== Segment start ==

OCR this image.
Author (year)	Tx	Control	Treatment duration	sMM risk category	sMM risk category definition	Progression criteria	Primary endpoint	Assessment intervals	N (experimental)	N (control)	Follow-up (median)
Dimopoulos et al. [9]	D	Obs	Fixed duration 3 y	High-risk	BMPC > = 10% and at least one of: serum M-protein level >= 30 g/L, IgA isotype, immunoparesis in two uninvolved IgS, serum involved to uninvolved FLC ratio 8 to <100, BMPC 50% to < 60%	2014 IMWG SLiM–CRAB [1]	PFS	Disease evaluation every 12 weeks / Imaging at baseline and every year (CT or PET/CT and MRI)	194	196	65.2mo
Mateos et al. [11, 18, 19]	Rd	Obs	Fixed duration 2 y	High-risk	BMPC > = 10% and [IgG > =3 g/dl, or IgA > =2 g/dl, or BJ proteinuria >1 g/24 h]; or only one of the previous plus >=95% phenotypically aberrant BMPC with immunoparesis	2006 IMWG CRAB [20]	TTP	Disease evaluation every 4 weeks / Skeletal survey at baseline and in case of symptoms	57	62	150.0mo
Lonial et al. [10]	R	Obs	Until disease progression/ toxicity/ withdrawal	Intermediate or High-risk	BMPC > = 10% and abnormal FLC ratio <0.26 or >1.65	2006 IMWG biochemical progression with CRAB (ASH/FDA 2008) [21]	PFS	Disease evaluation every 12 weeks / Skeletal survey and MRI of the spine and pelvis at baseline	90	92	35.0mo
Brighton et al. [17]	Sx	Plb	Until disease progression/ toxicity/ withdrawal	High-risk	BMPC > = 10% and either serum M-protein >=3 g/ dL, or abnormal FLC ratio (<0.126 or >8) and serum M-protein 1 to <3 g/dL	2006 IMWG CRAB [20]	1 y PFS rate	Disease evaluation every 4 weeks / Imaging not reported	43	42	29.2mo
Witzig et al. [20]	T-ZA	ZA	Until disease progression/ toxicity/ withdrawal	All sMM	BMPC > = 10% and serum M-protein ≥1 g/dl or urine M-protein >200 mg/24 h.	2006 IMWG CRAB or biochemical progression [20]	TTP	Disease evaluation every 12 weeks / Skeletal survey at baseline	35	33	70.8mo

== Segment end ==

Instructions for the task: Each line of the material that has the word "biochemical" belongs in the answer.

Written reply:
Lonial et al. [10]	R	Obs	Until disease progression/ toxicity/ withdrawal	Intermediate or High-risk	BMPC > = 10% and abnormal FLC ratio <0.26 or >1.65	2006 IMWG biochemical progression with CRAB (ASH/FDA 2008) [21]	PFS	Disease evaluation every 12 weeks / Skeletal survey and MRI of the spine and pelvis at baseline	90	92	35.0mo
Witzig et al. [20]	T-ZA	ZA	Until disease progression/ toxicity/ withdrawal	All sMM	BMPC > = 10% and serum M-protein ≥1 g/dl or urine M-protein >200 mg/24 h.	2006 IMWG CRAB or biochemical progression [20]	TTP	Disease evaluation every 12 weeks / Skeletal survey at baseline	35	33	70.8mo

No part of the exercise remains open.